(INFORMATION SHOWN begins)

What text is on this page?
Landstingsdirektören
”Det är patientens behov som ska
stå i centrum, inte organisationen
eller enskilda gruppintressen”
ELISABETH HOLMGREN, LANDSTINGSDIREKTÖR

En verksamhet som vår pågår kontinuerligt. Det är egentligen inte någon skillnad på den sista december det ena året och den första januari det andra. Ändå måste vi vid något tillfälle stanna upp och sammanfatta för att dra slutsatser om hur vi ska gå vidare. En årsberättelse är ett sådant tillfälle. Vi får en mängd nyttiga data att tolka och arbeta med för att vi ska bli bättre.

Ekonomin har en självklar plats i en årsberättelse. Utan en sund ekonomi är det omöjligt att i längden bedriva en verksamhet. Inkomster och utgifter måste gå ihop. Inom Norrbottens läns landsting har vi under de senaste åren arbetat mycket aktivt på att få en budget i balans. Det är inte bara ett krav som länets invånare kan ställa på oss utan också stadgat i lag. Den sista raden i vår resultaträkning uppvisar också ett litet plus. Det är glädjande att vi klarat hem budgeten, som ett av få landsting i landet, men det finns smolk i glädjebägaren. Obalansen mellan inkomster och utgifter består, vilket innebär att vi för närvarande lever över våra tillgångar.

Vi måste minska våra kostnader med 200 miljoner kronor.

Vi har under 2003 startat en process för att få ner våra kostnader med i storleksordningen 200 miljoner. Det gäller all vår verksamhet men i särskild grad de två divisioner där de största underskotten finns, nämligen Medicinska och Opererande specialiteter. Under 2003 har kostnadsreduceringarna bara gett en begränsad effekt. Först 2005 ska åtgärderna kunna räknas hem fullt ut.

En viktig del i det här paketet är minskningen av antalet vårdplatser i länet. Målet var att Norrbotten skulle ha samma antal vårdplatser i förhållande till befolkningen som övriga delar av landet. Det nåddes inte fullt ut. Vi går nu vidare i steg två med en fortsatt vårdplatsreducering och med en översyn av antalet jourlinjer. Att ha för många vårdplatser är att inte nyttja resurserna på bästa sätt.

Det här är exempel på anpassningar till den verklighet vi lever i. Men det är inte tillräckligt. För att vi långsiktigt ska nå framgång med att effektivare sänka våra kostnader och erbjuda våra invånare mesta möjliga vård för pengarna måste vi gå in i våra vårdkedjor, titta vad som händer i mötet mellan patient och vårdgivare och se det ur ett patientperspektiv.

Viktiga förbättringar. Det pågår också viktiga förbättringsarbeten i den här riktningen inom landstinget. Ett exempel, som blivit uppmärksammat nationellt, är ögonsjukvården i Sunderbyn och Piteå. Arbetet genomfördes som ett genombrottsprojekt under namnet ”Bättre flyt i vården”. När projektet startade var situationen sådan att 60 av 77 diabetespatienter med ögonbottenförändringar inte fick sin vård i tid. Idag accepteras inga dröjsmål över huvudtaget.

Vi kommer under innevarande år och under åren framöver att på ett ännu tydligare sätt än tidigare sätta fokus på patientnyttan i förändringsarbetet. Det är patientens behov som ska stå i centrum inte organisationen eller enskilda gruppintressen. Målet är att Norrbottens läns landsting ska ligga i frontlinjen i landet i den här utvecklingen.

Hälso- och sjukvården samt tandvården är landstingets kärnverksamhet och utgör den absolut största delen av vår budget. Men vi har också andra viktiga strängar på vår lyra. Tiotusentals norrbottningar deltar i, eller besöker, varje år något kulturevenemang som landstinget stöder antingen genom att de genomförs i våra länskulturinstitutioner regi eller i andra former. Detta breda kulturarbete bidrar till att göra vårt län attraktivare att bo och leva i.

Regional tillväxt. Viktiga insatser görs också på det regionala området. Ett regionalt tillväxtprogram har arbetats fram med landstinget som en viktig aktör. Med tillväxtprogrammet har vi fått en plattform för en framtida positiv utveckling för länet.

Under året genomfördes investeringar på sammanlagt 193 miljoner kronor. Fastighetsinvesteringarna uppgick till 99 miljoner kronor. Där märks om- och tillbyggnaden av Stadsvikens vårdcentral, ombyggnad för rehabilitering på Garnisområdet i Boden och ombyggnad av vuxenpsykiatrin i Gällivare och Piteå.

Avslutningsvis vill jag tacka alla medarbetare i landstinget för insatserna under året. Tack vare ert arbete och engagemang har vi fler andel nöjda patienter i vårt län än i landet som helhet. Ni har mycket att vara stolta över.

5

(INFORMATION SHOWN ends)
(INFORMATION SHOWN begins)

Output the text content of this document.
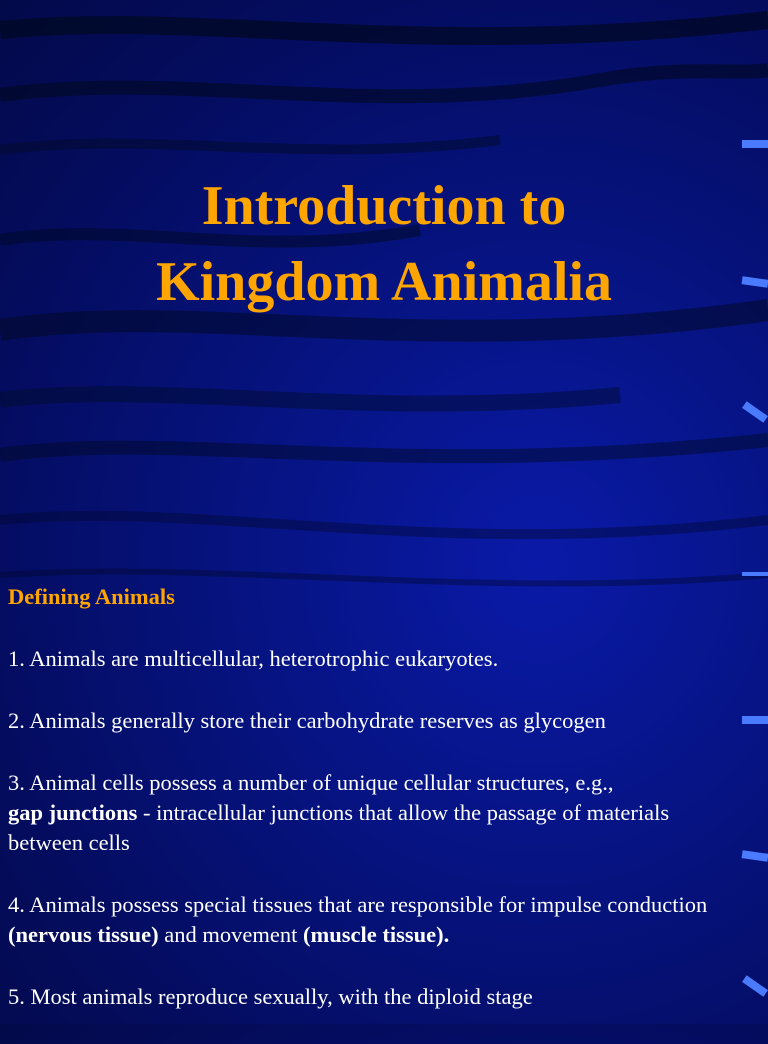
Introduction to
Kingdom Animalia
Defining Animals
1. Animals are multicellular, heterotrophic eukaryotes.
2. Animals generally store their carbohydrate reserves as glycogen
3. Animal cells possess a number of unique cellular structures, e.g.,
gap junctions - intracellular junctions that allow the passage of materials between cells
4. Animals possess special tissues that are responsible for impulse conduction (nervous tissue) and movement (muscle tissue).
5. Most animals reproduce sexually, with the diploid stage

(INFORMATION SHOWN ends)

EXERCISE PROMPT: Which lines in the material above include the string "this"? Pull them out.

TASK ANSWER:
What text is on this page?
Output the text content of this document.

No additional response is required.